The records that follow are to be repeated without alteration.

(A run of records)

>> start

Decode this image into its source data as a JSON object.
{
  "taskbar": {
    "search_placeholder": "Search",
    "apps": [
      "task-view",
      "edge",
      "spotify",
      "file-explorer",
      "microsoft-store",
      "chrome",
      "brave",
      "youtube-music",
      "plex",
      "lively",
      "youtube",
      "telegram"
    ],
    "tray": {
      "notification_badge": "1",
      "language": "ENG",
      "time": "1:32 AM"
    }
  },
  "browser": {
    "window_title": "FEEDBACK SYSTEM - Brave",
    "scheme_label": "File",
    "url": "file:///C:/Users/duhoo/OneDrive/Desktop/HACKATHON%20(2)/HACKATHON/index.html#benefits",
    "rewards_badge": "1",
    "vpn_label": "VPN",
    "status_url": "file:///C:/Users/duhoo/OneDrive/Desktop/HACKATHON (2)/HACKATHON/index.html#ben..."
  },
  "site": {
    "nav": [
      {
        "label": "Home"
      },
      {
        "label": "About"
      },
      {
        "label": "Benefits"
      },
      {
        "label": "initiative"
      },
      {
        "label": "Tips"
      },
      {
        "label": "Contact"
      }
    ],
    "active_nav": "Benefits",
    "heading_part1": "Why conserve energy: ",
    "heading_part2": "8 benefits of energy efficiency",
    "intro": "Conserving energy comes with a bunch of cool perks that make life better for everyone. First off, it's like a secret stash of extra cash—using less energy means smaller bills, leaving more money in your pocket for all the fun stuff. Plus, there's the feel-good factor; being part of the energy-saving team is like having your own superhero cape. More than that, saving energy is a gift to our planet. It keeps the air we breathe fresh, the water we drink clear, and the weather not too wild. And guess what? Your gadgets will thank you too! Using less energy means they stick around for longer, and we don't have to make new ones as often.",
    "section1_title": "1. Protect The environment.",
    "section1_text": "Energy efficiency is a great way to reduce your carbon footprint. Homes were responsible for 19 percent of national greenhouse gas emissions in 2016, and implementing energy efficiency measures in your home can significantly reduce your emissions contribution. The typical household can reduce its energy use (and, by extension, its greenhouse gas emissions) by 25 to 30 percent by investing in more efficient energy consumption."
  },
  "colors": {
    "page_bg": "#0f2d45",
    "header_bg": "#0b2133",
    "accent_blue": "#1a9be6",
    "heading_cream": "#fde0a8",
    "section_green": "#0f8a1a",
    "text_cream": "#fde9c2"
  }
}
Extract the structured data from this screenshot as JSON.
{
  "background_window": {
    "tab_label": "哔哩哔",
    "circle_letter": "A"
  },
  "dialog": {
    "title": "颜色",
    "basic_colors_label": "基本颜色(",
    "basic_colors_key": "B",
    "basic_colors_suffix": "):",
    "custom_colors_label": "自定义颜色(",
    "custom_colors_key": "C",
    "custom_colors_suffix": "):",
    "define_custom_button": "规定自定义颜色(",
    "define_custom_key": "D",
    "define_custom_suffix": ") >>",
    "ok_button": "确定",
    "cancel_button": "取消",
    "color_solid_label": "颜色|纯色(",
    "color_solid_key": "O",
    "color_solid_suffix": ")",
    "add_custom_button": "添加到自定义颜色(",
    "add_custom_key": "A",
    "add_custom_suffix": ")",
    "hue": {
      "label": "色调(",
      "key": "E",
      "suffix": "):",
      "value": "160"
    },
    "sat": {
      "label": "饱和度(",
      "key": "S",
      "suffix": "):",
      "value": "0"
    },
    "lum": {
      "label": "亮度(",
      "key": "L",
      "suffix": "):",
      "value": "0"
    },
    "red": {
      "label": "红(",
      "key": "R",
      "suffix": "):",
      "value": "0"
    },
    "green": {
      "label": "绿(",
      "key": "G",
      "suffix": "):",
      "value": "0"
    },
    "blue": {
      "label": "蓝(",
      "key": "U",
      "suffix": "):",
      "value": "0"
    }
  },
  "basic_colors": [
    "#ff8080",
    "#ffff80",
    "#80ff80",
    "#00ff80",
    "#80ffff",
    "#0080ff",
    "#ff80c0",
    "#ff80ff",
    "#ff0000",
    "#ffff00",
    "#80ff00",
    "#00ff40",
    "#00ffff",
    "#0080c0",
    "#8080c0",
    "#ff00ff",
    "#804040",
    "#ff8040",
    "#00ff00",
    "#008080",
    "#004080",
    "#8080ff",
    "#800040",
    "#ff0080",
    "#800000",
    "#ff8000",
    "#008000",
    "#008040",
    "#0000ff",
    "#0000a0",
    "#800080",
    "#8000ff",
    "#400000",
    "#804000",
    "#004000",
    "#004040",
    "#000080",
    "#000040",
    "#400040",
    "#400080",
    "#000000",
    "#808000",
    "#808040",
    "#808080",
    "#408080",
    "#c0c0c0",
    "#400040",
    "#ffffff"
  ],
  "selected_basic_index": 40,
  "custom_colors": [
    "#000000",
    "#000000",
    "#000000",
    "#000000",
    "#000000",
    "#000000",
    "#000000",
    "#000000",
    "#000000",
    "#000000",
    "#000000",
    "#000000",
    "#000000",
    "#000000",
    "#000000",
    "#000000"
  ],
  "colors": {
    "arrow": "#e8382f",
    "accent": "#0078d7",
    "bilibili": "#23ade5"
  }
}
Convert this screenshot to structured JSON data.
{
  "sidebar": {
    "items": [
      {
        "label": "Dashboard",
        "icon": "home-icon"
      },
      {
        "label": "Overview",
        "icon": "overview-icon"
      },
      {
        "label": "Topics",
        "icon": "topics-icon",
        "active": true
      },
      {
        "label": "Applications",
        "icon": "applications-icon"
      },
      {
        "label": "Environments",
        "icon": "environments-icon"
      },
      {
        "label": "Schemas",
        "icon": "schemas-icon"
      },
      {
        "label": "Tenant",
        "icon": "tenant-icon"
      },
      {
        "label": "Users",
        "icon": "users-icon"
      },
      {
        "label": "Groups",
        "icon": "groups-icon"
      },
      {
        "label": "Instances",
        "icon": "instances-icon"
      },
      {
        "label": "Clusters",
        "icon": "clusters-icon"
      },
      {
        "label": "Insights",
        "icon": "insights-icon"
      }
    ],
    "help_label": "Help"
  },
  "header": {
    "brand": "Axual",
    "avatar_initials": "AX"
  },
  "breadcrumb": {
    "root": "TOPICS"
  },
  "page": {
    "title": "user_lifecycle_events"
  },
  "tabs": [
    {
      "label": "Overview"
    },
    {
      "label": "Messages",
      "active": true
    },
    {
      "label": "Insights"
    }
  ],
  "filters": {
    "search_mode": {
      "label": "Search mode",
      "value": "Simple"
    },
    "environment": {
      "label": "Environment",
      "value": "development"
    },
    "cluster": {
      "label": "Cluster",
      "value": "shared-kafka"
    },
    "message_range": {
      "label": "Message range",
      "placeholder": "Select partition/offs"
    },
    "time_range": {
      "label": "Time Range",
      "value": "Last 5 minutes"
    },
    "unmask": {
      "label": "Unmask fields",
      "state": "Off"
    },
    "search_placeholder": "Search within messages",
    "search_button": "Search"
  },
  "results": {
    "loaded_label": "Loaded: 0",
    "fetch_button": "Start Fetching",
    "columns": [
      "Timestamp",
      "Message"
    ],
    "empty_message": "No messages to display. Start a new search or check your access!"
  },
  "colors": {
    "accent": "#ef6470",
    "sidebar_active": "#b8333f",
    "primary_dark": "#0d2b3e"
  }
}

>> end

Exercise result
Decode this image into its source data as a JSON object.
{
  "taskbar": {
    "search_placeholder": "Search",
    "apps": [
      "task-view",
      "edge",
      "spotify",
      "file-explorer",
      "microsoft-store",
      "chrome",
      "brave",
      "youtube-music",
      "plex",
      "lively",
      "youtube",
      "telegram"
    ],
    "tray": {
      "notification_badge": "1",
      "language": "ENG",
      "time": "1:32 AM"
    }
  },
  "browser": {
    "window_title": "FEEDBACK SYSTEM - Brave",
    "scheme_label": "File",
    "url": "file:///C:/Users/duhoo/OneDrive/Desktop/HACKATHON%20(2)/HACKATHON/index.html#benefits",
    "rewards_badge": "1",
    "vpn_label": "VPN",
    "status_url": "file:///C:/Users/duhoo/OneDrive/Desktop/HACKATHON (2)/HACKATHON/index.html#ben..."
  },
  "site": {
    "nav": [
      {
        "label": "Home"
      },
      {
        "label": "About"
      },
      {
        "label": "Benefits"
      },
      {
        "label": "initiative"
      },
      {
        "label": "Tips"
      },
      {
        "label": "Contact"
      }
    ],
    "active_nav": "Benefits",
    "heading_part1": "Why conserve energy: ",
    "heading_part2": "8 benefits of energy efficiency",
    "intro": "Conserving energy comes with a bunch of cool perks that make life better for everyone. First off, it's like a secret stash of extra cash—using less energy means smaller bills, leaving more money in your pocket for all the fun stuff. Plus, there's the feel-good factor; being part of the energy-saving team is like having your own superhero cape. More than that, saving energy is a gift to our planet. It keeps the air we breathe fresh, the water we drink clear, and the weather not too wild. And guess what? Your gadgets will thank you too! Using less energy means they stick around for longer, and we don't have to make new ones as often.",
    "section1_title": "1. Protect The environment.",
    "section1_text": "Energy efficiency is a great way to reduce your carbon footprint. Homes were responsible for 19 percent of national greenhouse gas emissions in 2016, and implementing energy efficiency measures in your home can significantly reduce your emissions contribution. The typical household can reduce its energy use (and, by extension, its greenhouse gas emissions) by 25 to 30 percent by investing in more efficient energy consumption."
  },
  "colors": {
    "page_bg": "#0f2d45",
    "header_bg": "#0b2133",
    "accent_blue": "#1a9be6",
    "heading_cream": "#fde0a8",
    "section_green": "#0f8a1a",
    "text_cream": "#fde9c2"
  }
}
Extract the structured data from this screenshot as JSON.
{
  "background_window": {
    "tab_label": "哔哩哔",
    "circle_letter": "A"
  },
  "dialog": {
    "title": "颜色",
    "basic_colors_label": "基本颜色(",
    "basic_colors_key": "B",
    "basic_colors_suffix": "):",
    "custom_colors_label": "自定义颜色(",
    "custom_colors_key": "C",
    "custom_colors_suffix": "):",
    "define_custom_button": "规定自定义颜色(",
    "define_custom_key": "D",
    "define_custom_suffix": ") >>",
    "ok_button": "确定",
    "cancel_button": "取消",
    "color_solid_label": "颜色|纯色(",
    "color_solid_key": "O",
    "color_solid_suffix": ")",
    "add_custom_button": "添加到自定义颜色(",
    "add_custom_key": "A",
    "add_custom_suffix": ")",
    "hue": {
      "label": "色调(",
      "key": "E",
      "suffix": "):",
      "value": "160"
    },
    "sat": {
      "label": "饱和度(",
      "key": "S",
      "suffix": "):",
      "value": "0"
    },
    "lum": {
      "label": "亮度(",
      "key": "L",
      "suffix": "):",
      "value": "0"
    },
    "red": {
      "label": "红(",
      "key": "R",
      "suffix": "):",
      "value": "0"
    },
    "green": {
      "label": "绿(",
      "key": "G",
      "suffix": "):",
      "value": "0"
    },
    "blue": {
      "label": "蓝(",
      "key": "U",
      "suffix": "):",
      "value": "0"
    }
  },
  "basic_colors": [
    "#ff8080",
    "#ffff80",
    "#80ff80",
    "#00ff80",
    "#80ffff",
    "#0080ff",
    "#ff80c0",
    "#ff80ff",
    "#ff0000",
    "#ffff00",
    "#80ff00",
    "#00ff40",
    "#00ffff",
    "#0080c0",
    "#8080c0",
    "#ff00ff",
    "#804040",
    "#ff8040",
    "#00ff00",
    "#008080",
    "#004080",
    "#8080ff",
    "#800040",
    "#ff0080",
    "#800000",
    "#ff8000",
    "#008000",
    "#008040",
    "#0000ff",
    "#0000a0",
    "#800080",
    "#8000ff",
    "#400000",
    "#804000",
    "#004000",
    "#004040",
    "#000080",
    "#000040",
    "#400040",
    "#400080",
    "#000000",
    "#808000",
    "#808040",
    "#808080",
    "#408080",
    "#c0c0c0",
    "#400040",
    "#ffffff"
  ],
  "selected_basic_index": 40,
  "custom_colors": [
    "#000000",
    "#000000",
    "#000000",
    "#000000",
    "#000000",
    "#000000",
    "#000000",
    "#000000",
    "#000000",
    "#000000",
    "#000000",
    "#000000",
    "#000000",
    "#000000",
    "#000000",
    "#000000"
  ],
  "colors": {
    "arrow": "#e8382f",
    "accent": "#0078d7",
    "bilibili": "#23ade5"
  }
}
Convert this screenshot to structured JSON data.
{
  "sidebar": {
    "items": [
      {
        "label": "Dashboard",
        "icon": "home-icon"
      },
      {
        "label": "Overview",
        "icon": "overview-icon"
      },
      {
        "label": "Topics",
        "icon": "topics-icon",
        "active": true
      },
      {
        "label": "Applications",
        "icon": "applications-icon"
      },
      {
        "label": "Environments",
        "icon": "environments-icon"
      },
      {
        "label": "Schemas",
        "icon": "schemas-icon"
      },
      {
        "label": "Tenant",
        "icon": "tenant-icon"
      },
      {
        "label": "Users",
        "icon": "users-icon"
      },
      {
        "label": "Groups",
        "icon": "groups-icon"
      },
      {
        "label": "Instances",
        "icon": "instances-icon"
      },
      {
        "label": "Clusters",
        "icon": "clusters-icon"
      },
      {
        "label": "Insights",
        "icon": "insights-icon"
      }
    ],
    "help_label": "Help"
  },
  "header": {
    "brand": "Axual",
    "avatar_initials": "AX"
  },
  "breadcrumb": {
    "root": "TOPICS"
  },
  "page": {
    "title": "user_lifecycle_events"
  },
  "tabs": [
    {
      "label": "Overview"
    },
    {
      "label": "Messages",
      "active": true
    },
    {
      "label": "Insights"
    }
  ],
  "filters": {
    "search_mode": {
      "label": "Search mode",
      "value": "Simple"
    },
    "environment": {
      "label": "Environment",
      "value": "development"
    },
    "cluster": {
      "label": "Cluster",
      "value": "shared-kafka"
    },
    "message_range": {
      "label": "Message range",
      "placeholder": "Select partition/offs"
    },
    "time_range": {
      "label": "Time Range",
      "value": "Last 5 minutes"
    },
    "unmask": {
      "label": "Unmask fields",
      "state": "Off"
    },
    "search_placeholder": "Search within messages",
    "search_button": "Search"
  },
  "results": {
    "loaded_label": "Loaded: 0",
    "fetch_button": "Start Fetching",
    "columns": [
      "Timestamp",
      "Message"
    ],
    "empty_message": "No messages to display. Start a new search or check your access!"
  },
  "colors": {
    "accent": "#ef6470",
    "sidebar_active": "#b8333f",
    "primary_dark": "#0d2b3e"
  }
}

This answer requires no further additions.